[start of Data for processing]

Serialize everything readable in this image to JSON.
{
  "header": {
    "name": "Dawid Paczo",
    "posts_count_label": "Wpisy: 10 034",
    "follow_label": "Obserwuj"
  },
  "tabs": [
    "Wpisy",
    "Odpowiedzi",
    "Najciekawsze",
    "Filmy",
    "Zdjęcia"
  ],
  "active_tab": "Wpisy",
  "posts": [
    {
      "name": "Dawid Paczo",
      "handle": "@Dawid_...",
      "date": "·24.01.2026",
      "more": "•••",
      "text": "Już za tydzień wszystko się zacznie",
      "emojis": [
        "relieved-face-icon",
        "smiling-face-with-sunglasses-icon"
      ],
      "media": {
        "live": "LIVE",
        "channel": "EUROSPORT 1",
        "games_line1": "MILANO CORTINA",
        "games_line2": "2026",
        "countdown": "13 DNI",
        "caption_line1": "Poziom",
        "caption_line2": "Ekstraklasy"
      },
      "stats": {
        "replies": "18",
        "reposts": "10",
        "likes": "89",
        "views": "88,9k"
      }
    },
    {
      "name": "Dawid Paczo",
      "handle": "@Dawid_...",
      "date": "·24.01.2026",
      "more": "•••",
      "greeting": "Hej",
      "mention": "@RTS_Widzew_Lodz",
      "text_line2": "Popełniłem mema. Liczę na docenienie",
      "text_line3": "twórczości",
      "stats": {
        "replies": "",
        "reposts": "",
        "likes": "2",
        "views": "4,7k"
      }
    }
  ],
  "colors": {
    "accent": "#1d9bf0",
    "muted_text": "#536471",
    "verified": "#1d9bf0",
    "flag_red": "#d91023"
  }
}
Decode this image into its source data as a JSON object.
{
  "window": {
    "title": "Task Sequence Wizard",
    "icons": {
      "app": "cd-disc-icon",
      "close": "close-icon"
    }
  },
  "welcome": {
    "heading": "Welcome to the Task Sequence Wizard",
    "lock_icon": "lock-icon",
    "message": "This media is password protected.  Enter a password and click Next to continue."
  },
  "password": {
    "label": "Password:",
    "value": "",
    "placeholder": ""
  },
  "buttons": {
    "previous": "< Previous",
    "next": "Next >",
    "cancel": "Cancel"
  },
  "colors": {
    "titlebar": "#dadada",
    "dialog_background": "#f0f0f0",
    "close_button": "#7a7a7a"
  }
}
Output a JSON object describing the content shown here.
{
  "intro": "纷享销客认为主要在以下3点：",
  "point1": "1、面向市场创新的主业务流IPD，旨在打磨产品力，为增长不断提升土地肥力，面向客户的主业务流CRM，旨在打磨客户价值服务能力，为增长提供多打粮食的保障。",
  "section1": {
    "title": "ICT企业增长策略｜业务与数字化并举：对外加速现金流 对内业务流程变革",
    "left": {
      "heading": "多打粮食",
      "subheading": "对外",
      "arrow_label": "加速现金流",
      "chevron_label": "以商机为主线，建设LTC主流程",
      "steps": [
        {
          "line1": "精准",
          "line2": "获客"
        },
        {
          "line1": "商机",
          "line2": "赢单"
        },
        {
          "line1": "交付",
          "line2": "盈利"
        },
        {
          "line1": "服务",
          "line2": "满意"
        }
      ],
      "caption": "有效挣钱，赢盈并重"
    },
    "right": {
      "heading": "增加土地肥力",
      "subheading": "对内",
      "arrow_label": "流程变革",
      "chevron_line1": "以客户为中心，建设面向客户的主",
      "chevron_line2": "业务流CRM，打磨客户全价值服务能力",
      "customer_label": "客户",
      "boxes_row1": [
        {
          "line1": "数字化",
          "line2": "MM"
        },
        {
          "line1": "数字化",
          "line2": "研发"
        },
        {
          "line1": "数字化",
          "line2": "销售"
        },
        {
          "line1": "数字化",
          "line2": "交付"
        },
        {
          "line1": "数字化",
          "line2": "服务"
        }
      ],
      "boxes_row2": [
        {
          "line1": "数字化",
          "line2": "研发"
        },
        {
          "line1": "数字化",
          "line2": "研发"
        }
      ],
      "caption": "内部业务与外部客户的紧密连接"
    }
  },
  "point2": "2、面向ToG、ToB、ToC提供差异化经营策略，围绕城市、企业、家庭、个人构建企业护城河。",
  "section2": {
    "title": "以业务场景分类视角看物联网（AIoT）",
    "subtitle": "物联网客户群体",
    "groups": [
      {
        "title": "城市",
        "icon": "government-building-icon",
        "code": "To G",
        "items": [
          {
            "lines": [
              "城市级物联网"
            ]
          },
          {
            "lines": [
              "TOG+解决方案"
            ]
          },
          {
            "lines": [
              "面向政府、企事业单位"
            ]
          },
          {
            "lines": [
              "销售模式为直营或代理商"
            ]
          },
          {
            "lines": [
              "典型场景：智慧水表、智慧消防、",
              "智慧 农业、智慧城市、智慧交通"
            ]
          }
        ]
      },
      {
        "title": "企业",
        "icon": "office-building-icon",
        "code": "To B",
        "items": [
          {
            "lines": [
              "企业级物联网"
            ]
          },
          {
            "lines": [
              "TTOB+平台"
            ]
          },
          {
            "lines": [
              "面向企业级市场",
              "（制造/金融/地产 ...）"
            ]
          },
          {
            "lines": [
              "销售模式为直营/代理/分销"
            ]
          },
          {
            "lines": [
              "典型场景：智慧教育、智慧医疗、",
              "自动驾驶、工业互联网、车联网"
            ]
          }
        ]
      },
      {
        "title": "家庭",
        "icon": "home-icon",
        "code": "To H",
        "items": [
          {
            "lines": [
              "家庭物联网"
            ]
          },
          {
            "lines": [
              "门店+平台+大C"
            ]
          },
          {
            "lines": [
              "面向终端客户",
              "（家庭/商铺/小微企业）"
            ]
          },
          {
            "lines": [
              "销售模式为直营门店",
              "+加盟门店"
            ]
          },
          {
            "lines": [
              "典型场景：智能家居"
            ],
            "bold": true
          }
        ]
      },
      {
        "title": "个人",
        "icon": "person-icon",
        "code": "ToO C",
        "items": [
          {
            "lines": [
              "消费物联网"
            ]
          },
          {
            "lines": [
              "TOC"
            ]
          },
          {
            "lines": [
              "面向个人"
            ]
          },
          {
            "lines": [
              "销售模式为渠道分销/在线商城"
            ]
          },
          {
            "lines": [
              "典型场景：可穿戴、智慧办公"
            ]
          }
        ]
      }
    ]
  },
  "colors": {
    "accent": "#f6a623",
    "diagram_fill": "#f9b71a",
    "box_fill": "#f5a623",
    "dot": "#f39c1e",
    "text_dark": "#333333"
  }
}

[end of Data for processing]

— Goal —
Across the records, count the lines holding the string "building". Give the number and stop.

— Written answer —
2